Instructions for the task —
Retype the records below exactly as they appear, but leave out any pictures.

— BEGIN Material for the task —

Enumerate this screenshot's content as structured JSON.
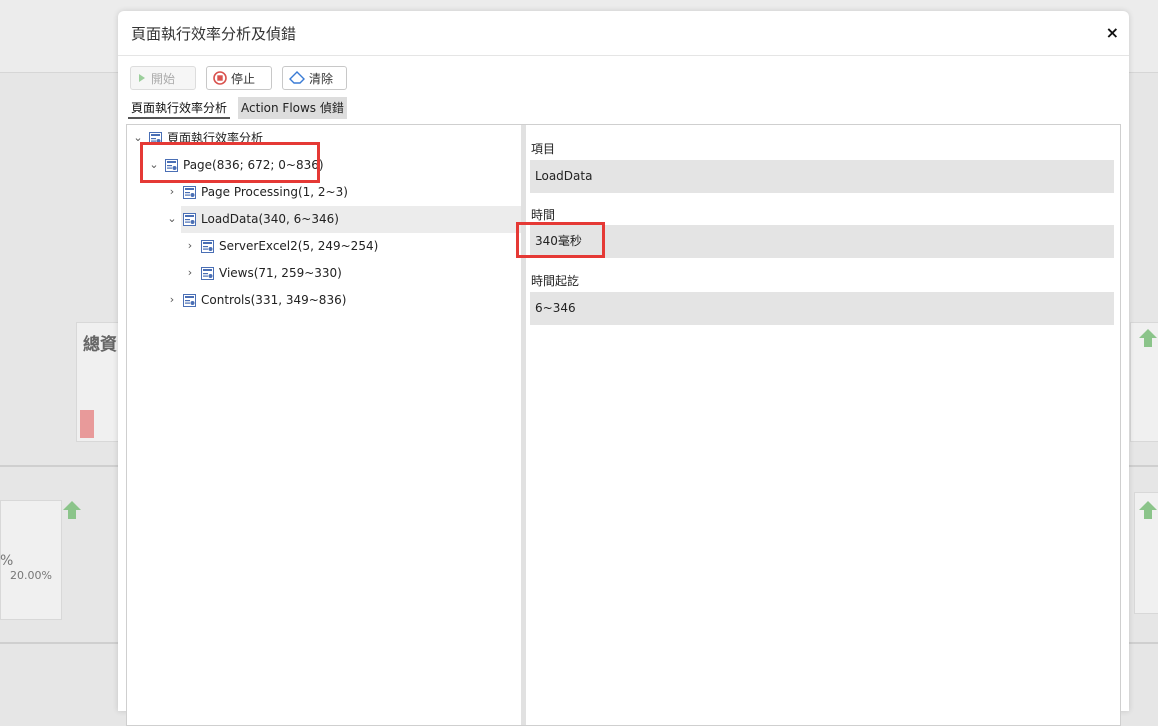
{
  "background": {
    "card_title": "總資",
    "percent_partial": "%",
    "percent_value": "20.00%"
  },
  "modal": {
    "title": "頁面執行效率分析及偵錯",
    "close_symbol": "×"
  },
  "toolbar": {
    "start_label": "開始",
    "stop_label": "停止",
    "clear_label": "清除"
  },
  "tabs": [
    {
      "label": "頁面執行效率分析",
      "active": true
    },
    {
      "label": "Action Flows 偵錯",
      "active": false
    }
  ],
  "tree": {
    "root": "頁面執行效率分析",
    "page": "Page(836; 672; 0~836)",
    "page_processing": "Page Processing(1, 2~3)",
    "loaddata": "LoadData(340, 6~346)",
    "server_excel": "ServerExcel2(5, 249~254)",
    "views": "Views(71, 259~330)",
    "controls": "Controls(331, 349~836)",
    "selected": "LoadData(340, 6~346)"
  },
  "details": {
    "item_label": "項目",
    "item_value": "LoadData",
    "time_label": "時間",
    "time_value": "340毫秒",
    "range_label": "時間起訖",
    "range_value": "6~346"
  },
  "colors": {
    "highlight_box": "#e53935",
    "arrow_green": "#8bc48a",
    "icon_blue": "#4a6fb5"
  }
}
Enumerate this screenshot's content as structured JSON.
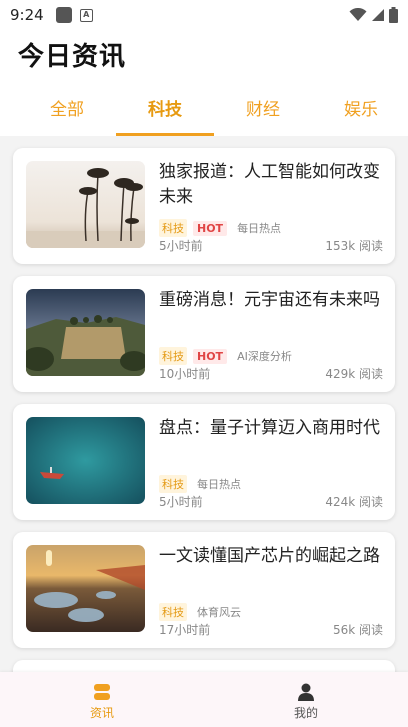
{
  "status_bar": {
    "time": "9:24",
    "icons": [
      "notification-square-icon",
      "a-badge-icon",
      "wifi-icon",
      "signal-icon",
      "battery-icon"
    ]
  },
  "header": {
    "title": "今日资讯"
  },
  "tabs": [
    {
      "label": "全部",
      "active": false
    },
    {
      "label": "科技",
      "active": true
    },
    {
      "label": "财经",
      "active": false
    },
    {
      "label": "娱乐",
      "active": false
    }
  ],
  "articles": [
    {
      "title": "独家报道：人工智能如何改变未来",
      "category": "科技",
      "hot": "HOT",
      "source": "每日热点",
      "time": "5小时前",
      "reads": "153k 阅读",
      "image": "palm-trees-beach"
    },
    {
      "title": "重磅消息！元宇宙还有未来吗",
      "category": "科技",
      "hot": "HOT",
      "source": "AI深度分析",
      "time": "10小时前",
      "reads": "429k 阅读",
      "image": "hillside-village"
    },
    {
      "title": "盘点：量子计算迈入商用时代",
      "category": "科技",
      "hot": null,
      "source": "每日热点",
      "time": "5小时前",
      "reads": "424k 阅读",
      "image": "boat-on-lake"
    },
    {
      "title": "一文读懂国产芯片的崛起之路",
      "category": "科技",
      "hot": null,
      "source": "体育风云",
      "time": "17小时前",
      "reads": "56k 阅读",
      "image": "sunset-road-puddles"
    }
  ],
  "bottom_nav": [
    {
      "label": "资讯",
      "icon": "news-icon",
      "active": true
    },
    {
      "label": "我的",
      "icon": "profile-icon",
      "active": false
    }
  ],
  "colors": {
    "accent": "#f0a020",
    "hot_text": "#e04545",
    "hot_bg": "#ffe9e9",
    "category_bg": "#fff4dc"
  }
}
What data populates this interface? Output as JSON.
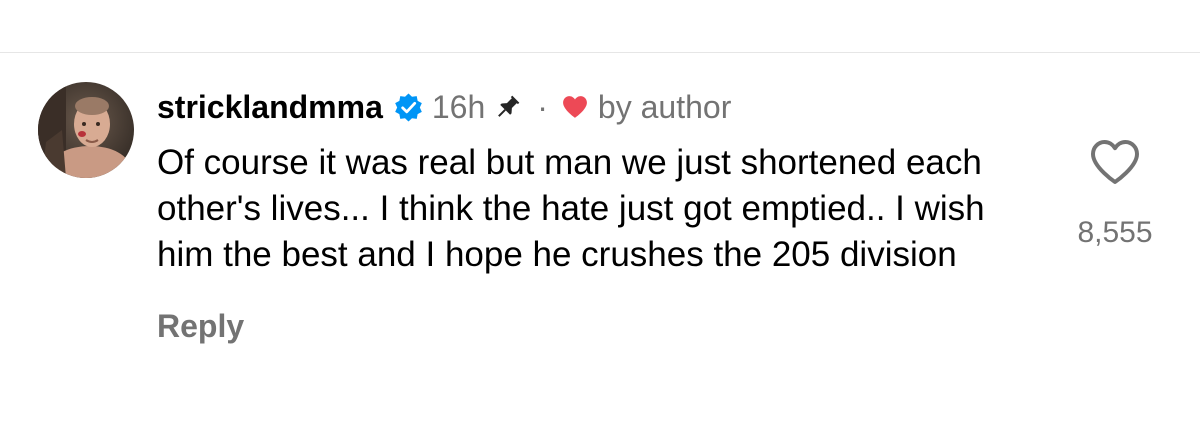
{
  "comment": {
    "username": "stricklandmma",
    "time": "16h",
    "separator": "·",
    "liked_by": "by author",
    "text": "Of course it was real but man we just shortened each other's lives... I think the hate just got emptied.. I wish him the best and I hope he crushes the 205 division",
    "reply_label": "Reply",
    "like_count": "8,555"
  },
  "icons": {
    "verified": "verified-badge-icon",
    "pin": "pin-icon",
    "liked_by_author": "heart-filled-icon",
    "like": "heart-outline-icon",
    "avatar": "avatar-image"
  },
  "colors": {
    "verified_blue": "#0095f6",
    "heart_red": "#ed4956",
    "secondary_text": "#737373"
  }
}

— END Material for the task —

Final result —
Enumerate this screenshot's content as structured JSON.
{
  "background": {
    "card_title": "總資",
    "percent_partial": "%",
    "percent_value": "20.00%"
  },
  "modal": {
    "title": "頁面執行效率分析及偵錯",
    "close_symbol": "×"
  },
  "toolbar": {
    "start_label": "開始",
    "stop_label": "停止",
    "clear_label": "清除"
  },
  "tabs": [
    {
      "label": "頁面執行效率分析",
      "active": true
    },
    {
      "label": "Action Flows 偵錯",
      "active": false
    }
  ],
  "tree": {
    "root": "頁面執行效率分析",
    "page": "Page(836; 672; 0~836)",
    "page_processing": "Page Processing(1, 2~3)",
    "loaddata": "LoadData(340, 6~346)",
    "server_excel": "ServerExcel2(5, 249~254)",
    "views": "Views(71, 259~330)",
    "controls": "Controls(331, 349~836)",
    "selected": "LoadData(340, 6~346)"
  },
  "details": {
    "item_label": "項目",
    "item_value": "LoadData",
    "time_label": "時間",
    "time_value": "340毫秒",
    "range_label": "時間起訖",
    "range_value": "6~346"
  },
  "colors": {
    "highlight_box": "#e53935",
    "arrow_green": "#8bc48a",
    "icon_blue": "#4a6fb5"
  }
}
Enumerate this screenshot's content as structured JSON.
{
  "status_bar": {
    "time": "9:24",
    "icons": [
      "notification-square-icon",
      "a-badge-icon",
      "wifi-icon",
      "signal-icon",
      "battery-icon"
    ]
  },
  "header": {
    "title": "今日资讯"
  },
  "tabs": [
    {
      "label": "全部",
      "active": false
    },
    {
      "label": "科技",
      "active": true
    },
    {
      "label": "财经",
      "active": false
    },
    {
      "label": "娱乐",
      "active": false
    }
  ],
  "articles": [
    {
      "title": "独家报道：人工智能如何改变未来",
      "category": "科技",
      "hot": "HOT",
      "source": "每日热点",
      "time": "5小时前",
      "reads": "153k 阅读",
      "image": "palm-trees-beach"
    },
    {
      "title": "重磅消息！元宇宙还有未来吗",
      "category": "科技",
      "hot": "HOT",
      "source": "AI深度分析",
      "time": "10小时前",
      "reads": "429k 阅读",
      "image": "hillside-village"
    },
    {
      "title": "盘点：量子计算迈入商用时代",
      "category": "科技",
      "hot": null,
      "source": "每日热点",
      "time": "5小时前",
      "reads": "424k 阅读",
      "image": "boat-on-lake"
    },
    {
      "title": "一文读懂国产芯片的崛起之路",
      "category": "科技",
      "hot": null,
      "source": "体育风云",
      "time": "17小时前",
      "reads": "56k 阅读",
      "image": "sunset-road-puddles"
    }
  ],
  "bottom_nav": [
    {
      "label": "资讯",
      "icon": "news-icon",
      "active": true
    },
    {
      "label": "我的",
      "icon": "profile-icon",
      "active": false
    }
  ],
  "colors": {
    "accent": "#f0a020",
    "hot_text": "#e04545",
    "hot_bg": "#ffe9e9",
    "category_bg": "#fff4dc"
  }
}
What data populates this interface? Output as JSON.
{
  "comment": {
    "username": "stricklandmma",
    "time": "16h",
    "separator": "·",
    "liked_by": "by author",
    "text": "Of course it was real but man we just shortened each other's lives... I think the hate just got emptied.. I wish him the best and I hope he crushes the 205 division",
    "reply_label": "Reply",
    "like_count": "8,555"
  },
  "icons": {
    "verified": "verified-badge-icon",
    "pin": "pin-icon",
    "liked_by_author": "heart-filled-icon",
    "like": "heart-outline-icon",
    "avatar": "avatar-image"
  },
  "colors": {
    "verified_blue": "#0095f6",
    "heart_red": "#ed4956",
    "secondary_text": "#737373"
  }
}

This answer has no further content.